**Stated task**. Every record below should be printed exactly as given.
----------------------------------------
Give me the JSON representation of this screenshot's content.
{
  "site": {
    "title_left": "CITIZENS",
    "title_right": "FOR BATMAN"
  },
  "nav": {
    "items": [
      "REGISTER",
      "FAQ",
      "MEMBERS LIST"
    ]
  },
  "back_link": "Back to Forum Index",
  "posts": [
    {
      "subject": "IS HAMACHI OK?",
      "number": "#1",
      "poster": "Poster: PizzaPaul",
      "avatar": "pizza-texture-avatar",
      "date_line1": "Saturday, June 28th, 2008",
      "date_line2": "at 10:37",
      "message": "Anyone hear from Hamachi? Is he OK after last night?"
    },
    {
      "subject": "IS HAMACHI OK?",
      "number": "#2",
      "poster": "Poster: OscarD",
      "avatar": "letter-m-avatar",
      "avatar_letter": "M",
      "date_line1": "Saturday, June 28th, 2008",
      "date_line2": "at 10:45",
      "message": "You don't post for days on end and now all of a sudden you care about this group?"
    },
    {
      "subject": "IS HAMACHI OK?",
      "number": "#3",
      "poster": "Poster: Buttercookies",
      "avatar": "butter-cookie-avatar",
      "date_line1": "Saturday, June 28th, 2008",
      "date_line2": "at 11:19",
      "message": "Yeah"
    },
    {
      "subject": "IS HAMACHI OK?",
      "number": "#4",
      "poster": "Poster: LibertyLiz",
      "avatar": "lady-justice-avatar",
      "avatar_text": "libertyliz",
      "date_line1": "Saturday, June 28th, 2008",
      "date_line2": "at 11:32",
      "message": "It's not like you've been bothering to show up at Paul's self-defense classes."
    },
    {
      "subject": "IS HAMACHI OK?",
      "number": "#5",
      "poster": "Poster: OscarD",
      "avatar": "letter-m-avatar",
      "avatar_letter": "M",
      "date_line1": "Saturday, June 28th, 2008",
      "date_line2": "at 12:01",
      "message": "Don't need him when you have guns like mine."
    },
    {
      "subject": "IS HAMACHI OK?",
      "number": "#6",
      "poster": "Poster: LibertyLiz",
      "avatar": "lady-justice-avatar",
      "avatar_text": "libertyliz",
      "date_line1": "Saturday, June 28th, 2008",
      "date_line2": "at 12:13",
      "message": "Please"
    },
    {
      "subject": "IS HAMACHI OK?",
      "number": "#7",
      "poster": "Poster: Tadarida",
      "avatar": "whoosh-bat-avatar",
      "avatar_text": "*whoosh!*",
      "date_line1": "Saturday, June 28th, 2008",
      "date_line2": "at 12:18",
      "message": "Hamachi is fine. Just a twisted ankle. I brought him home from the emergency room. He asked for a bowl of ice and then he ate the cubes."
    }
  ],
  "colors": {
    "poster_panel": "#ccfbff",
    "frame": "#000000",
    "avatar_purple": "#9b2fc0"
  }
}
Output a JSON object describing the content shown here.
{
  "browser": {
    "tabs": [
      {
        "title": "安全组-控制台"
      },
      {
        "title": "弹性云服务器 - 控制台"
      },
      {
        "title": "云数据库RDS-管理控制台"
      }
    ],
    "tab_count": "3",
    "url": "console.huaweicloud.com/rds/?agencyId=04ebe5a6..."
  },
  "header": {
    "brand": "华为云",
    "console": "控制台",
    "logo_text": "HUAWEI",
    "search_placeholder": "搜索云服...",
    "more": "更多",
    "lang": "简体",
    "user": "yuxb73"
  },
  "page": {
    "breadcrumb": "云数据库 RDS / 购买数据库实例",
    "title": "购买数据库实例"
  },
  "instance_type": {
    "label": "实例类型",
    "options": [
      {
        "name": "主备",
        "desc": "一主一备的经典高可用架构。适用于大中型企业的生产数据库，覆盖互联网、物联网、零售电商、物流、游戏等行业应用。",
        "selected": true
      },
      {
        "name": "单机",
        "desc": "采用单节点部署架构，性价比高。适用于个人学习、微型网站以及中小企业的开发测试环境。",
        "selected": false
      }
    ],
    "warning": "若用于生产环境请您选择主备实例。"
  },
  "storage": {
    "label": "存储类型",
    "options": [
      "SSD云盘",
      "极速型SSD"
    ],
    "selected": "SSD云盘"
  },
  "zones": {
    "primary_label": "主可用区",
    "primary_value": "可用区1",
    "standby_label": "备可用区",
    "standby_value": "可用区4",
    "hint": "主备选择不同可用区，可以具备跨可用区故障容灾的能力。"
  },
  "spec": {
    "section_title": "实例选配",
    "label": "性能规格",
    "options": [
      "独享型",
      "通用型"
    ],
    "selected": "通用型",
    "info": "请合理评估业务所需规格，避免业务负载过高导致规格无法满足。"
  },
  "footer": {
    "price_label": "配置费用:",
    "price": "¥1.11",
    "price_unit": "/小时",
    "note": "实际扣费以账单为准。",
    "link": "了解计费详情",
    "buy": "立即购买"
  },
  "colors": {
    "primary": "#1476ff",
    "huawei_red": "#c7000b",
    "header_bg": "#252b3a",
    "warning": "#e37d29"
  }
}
----------------------------------------
**Answer for the task**.
Give me the JSON representation of this screenshot's content.
{
  "site": {
    "title_left": "CITIZENS",
    "title_right": "FOR BATMAN"
  },
  "nav": {
    "items": [
      "REGISTER",
      "FAQ",
      "MEMBERS LIST"
    ]
  },
  "back_link": "Back to Forum Index",
  "posts": [
    {
      "subject": "IS HAMACHI OK?",
      "number": "#1",
      "poster": "Poster: PizzaPaul",
      "avatar": "pizza-texture-avatar",
      "date_line1": "Saturday, June 28th, 2008",
      "date_line2": "at 10:37",
      "message": "Anyone hear from Hamachi? Is he OK after last night?"
    },
    {
      "subject": "IS HAMACHI OK?",
      "number": "#2",
      "poster": "Poster: OscarD",
      "avatar": "letter-m-avatar",
      "avatar_letter": "M",
      "date_line1": "Saturday, June 28th, 2008",
      "date_line2": "at 10:45",
      "message": "You don't post for days on end and now all of a sudden you care about this group?"
    },
    {
      "subject": "IS HAMACHI OK?",
      "number": "#3",
      "poster": "Poster: Buttercookies",
      "avatar": "butter-cookie-avatar",
      "date_line1": "Saturday, June 28th, 2008",
      "date_line2": "at 11:19",
      "message": "Yeah"
    },
    {
      "subject": "IS HAMACHI OK?",
      "number": "#4",
      "poster": "Poster: LibertyLiz",
      "avatar": "lady-justice-avatar",
      "avatar_text": "libertyliz",
      "date_line1": "Saturday, June 28th, 2008",
      "date_line2": "at 11:32",
      "message": "It's not like you've been bothering to show up at Paul's self-defense classes."
    },
    {
      "subject": "IS HAMACHI OK?",
      "number": "#5",
      "poster": "Poster: OscarD",
      "avatar": "letter-m-avatar",
      "avatar_letter": "M",
      "date_line1": "Saturday, June 28th, 2008",
      "date_line2": "at 12:01",
      "message": "Don't need him when you have guns like mine."
    },
    {
      "subject": "IS HAMACHI OK?",
      "number": "#6",
      "poster": "Poster: LibertyLiz",
      "avatar": "lady-justice-avatar",
      "avatar_text": "libertyliz",
      "date_line1": "Saturday, June 28th, 2008",
      "date_line2": "at 12:13",
      "message": "Please"
    },
    {
      "subject": "IS HAMACHI OK?",
      "number": "#7",
      "poster": "Poster: Tadarida",
      "avatar": "whoosh-bat-avatar",
      "avatar_text": "*whoosh!*",
      "date_line1": "Saturday, June 28th, 2008",
      "date_line2": "at 12:18",
      "message": "Hamachi is fine. Just a twisted ankle. I brought him home from the emergency room. He asked for a bowl of ice and then he ate the cubes."
    }
  ],
  "colors": {
    "poster_panel": "#ccfbff",
    "frame": "#000000",
    "avatar_purple": "#9b2fc0"
  }
}
Output a JSON object describing the content shown here.
{
  "browser": {
    "tabs": [
      {
        "title": "安全组-控制台"
      },
      {
        "title": "弹性云服务器 - 控制台"
      },
      {
        "title": "云数据库RDS-管理控制台"
      }
    ],
    "tab_count": "3",
    "url": "console.huaweicloud.com/rds/?agencyId=04ebe5a6..."
  },
  "header": {
    "brand": "华为云",
    "console": "控制台",
    "logo_text": "HUAWEI",
    "search_placeholder": "搜索云服...",
    "more": "更多",
    "lang": "简体",
    "user": "yuxb73"
  },
  "page": {
    "breadcrumb": "云数据库 RDS / 购买数据库实例",
    "title": "购买数据库实例"
  },
  "instance_type": {
    "label": "实例类型",
    "options": [
      {
        "name": "主备",
        "desc": "一主一备的经典高可用架构。适用于大中型企业的生产数据库，覆盖互联网、物联网、零售电商、物流、游戏等行业应用。",
        "selected": true
      },
      {
        "name": "单机",
        "desc": "采用单节点部署架构，性价比高。适用于个人学习、微型网站以及中小企业的开发测试环境。",
        "selected": false
      }
    ],
    "warning": "若用于生产环境请您选择主备实例。"
  },
  "storage": {
    "label": "存储类型",
    "options": [
      "SSD云盘",
      "极速型SSD"
    ],
    "selected": "SSD云盘"
  },
  "zones": {
    "primary_label": "主可用区",
    "primary_value": "可用区1",
    "standby_label": "备可用区",
    "standby_value": "可用区4",
    "hint": "主备选择不同可用区，可以具备跨可用区故障容灾的能力。"
  },
  "spec": {
    "section_title": "实例选配",
    "label": "性能规格",
    "options": [
      "独享型",
      "通用型"
    ],
    "selected": "通用型",
    "info": "请合理评估业务所需规格，避免业务负载过高导致规格无法满足。"
  },
  "footer": {
    "price_label": "配置费用:",
    "price": "¥1.11",
    "price_unit": "/小时",
    "note": "实际扣费以账单为准。",
    "link": "了解计费详情",
    "buy": "立即购买"
  },
  "colors": {
    "primary": "#1476ff",
    "huawei_red": "#c7000b",
    "header_bg": "#252b3a",
    "warning": "#e37d29"
  }
}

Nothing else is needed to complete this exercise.